ASSIGNED TASK – Restate all the data word for word and omit the pictures.

*** Begin section ***

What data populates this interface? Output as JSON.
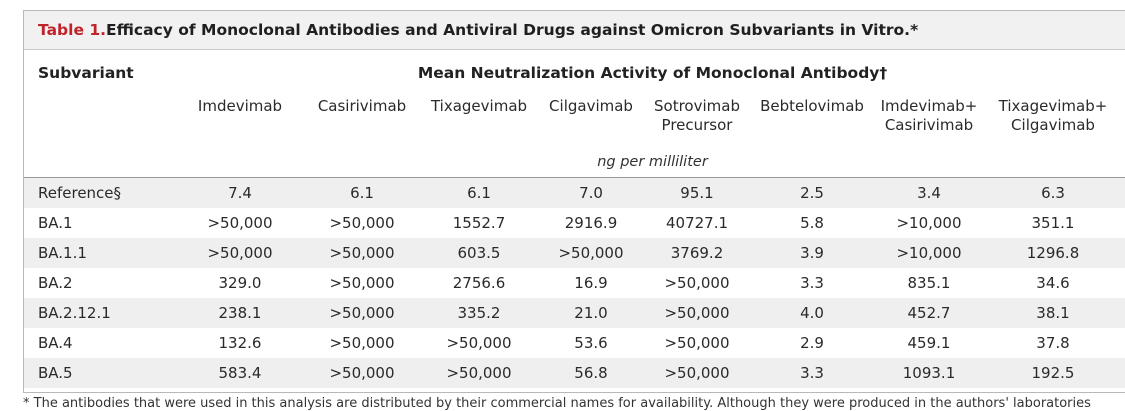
{
  "table": {
    "title_prefix": "Table 1.",
    "title_text": " Efficacy of Monoclonal Antibodies and Antiviral Drugs against Omicron Subvariants in Vitro.*",
    "subvariant_header": "Subvariant",
    "group_header": "Mean Neutralization Activity of Monoclonal Antibody†",
    "units": "ng per milliliter",
    "columns": [
      "Imdevimab",
      "Casirivimab",
      "Tixagevimab",
      "Cilgavimab",
      "Sotrovimab\nPrecursor",
      "Bebtelovimab",
      "Imdevimab+\nCasirivimab",
      "Tixagevimab+\nCilgavimab"
    ],
    "rows": [
      {
        "label": "Reference§",
        "values": [
          "7.4",
          "6.1",
          "6.1",
          "7.0",
          "95.1",
          "2.5",
          "3.4",
          "6.3"
        ]
      },
      {
        "label": "BA.1",
        "values": [
          ">50,000",
          ">50,000",
          "1552.7",
          "2916.9",
          "40727.1",
          "5.8",
          ">10,000",
          "351.1"
        ]
      },
      {
        "label": "BA.1.1",
        "values": [
          ">50,000",
          ">50,000",
          "603.5",
          ">50,000",
          "3769.2",
          "3.9",
          ">10,000",
          "1296.8"
        ]
      },
      {
        "label": "BA.2",
        "values": [
          "329.0",
          ">50,000",
          "2756.6",
          "16.9",
          ">50,000",
          "3.3",
          "835.1",
          "34.6"
        ]
      },
      {
        "label": "BA.2.12.1",
        "values": [
          "238.1",
          ">50,000",
          "335.2",
          "21.0",
          ">50,000",
          "4.0",
          "452.7",
          "38.1"
        ]
      },
      {
        "label": "BA.4",
        "values": [
          "132.6",
          ">50,000",
          ">50,000",
          "53.6",
          ">50,000",
          "2.9",
          "459.1",
          "37.8"
        ]
      },
      {
        "label": "BA.5",
        "values": [
          "583.4",
          ">50,000",
          ">50,000",
          "56.8",
          ">50,000",
          "3.3",
          "1093.1",
          "192.5"
        ]
      }
    ],
    "footnote": "* The antibodies that were used in this analysis are distributed by their commercial names for availability. Although they were produced in the authors' laboratories"
  }
}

*** End section ***

YOUR RESPONSE –
What data populates this interface? Output as JSON.
{
  "table": {
    "title_prefix": "Table 1.",
    "title_text": " Efficacy of Monoclonal Antibodies and Antiviral Drugs against Omicron Subvariants in Vitro.*",
    "subvariant_header": "Subvariant",
    "group_header": "Mean Neutralization Activity of Monoclonal Antibody†",
    "units": "ng per milliliter",
    "columns": [
      "Imdevimab",
      "Casirivimab",
      "Tixagevimab",
      "Cilgavimab",
      "Sotrovimab\nPrecursor",
      "Bebtelovimab",
      "Imdevimab+\nCasirivimab",
      "Tixagevimab+\nCilgavimab"
    ],
    "rows": [
      {
        "label": "Reference§",
        "values": [
          "7.4",
          "6.1",
          "6.1",
          "7.0",
          "95.1",
          "2.5",
          "3.4",
          "6.3"
        ]
      },
      {
        "label": "BA.1",
        "values": [
          ">50,000",
          ">50,000",
          "1552.7",
          "2916.9",
          "40727.1",
          "5.8",
          ">10,000",
          "351.1"
        ]
      },
      {
        "label": "BA.1.1",
        "values": [
          ">50,000",
          ">50,000",
          "603.5",
          ">50,000",
          "3769.2",
          "3.9",
          ">10,000",
          "1296.8"
        ]
      },
      {
        "label": "BA.2",
        "values": [
          "329.0",
          ">50,000",
          "2756.6",
          "16.9",
          ">50,000",
          "3.3",
          "835.1",
          "34.6"
        ]
      },
      {
        "label": "BA.2.12.1",
        "values": [
          "238.1",
          ">50,000",
          "335.2",
          "21.0",
          ">50,000",
          "4.0",
          "452.7",
          "38.1"
        ]
      },
      {
        "label": "BA.4",
        "values": [
          "132.6",
          ">50,000",
          ">50,000",
          "53.6",
          ">50,000",
          "2.9",
          "459.1",
          "37.8"
        ]
      },
      {
        "label": "BA.5",
        "values": [
          "583.4",
          ">50,000",
          ">50,000",
          "56.8",
          ">50,000",
          "3.3",
          "1093.1",
          "192.5"
        ]
      }
    ],
    "footnote": "* The antibodies that were used in this analysis are distributed by their commercial names for availability. Although they were produced in the authors' laboratories"
  }
}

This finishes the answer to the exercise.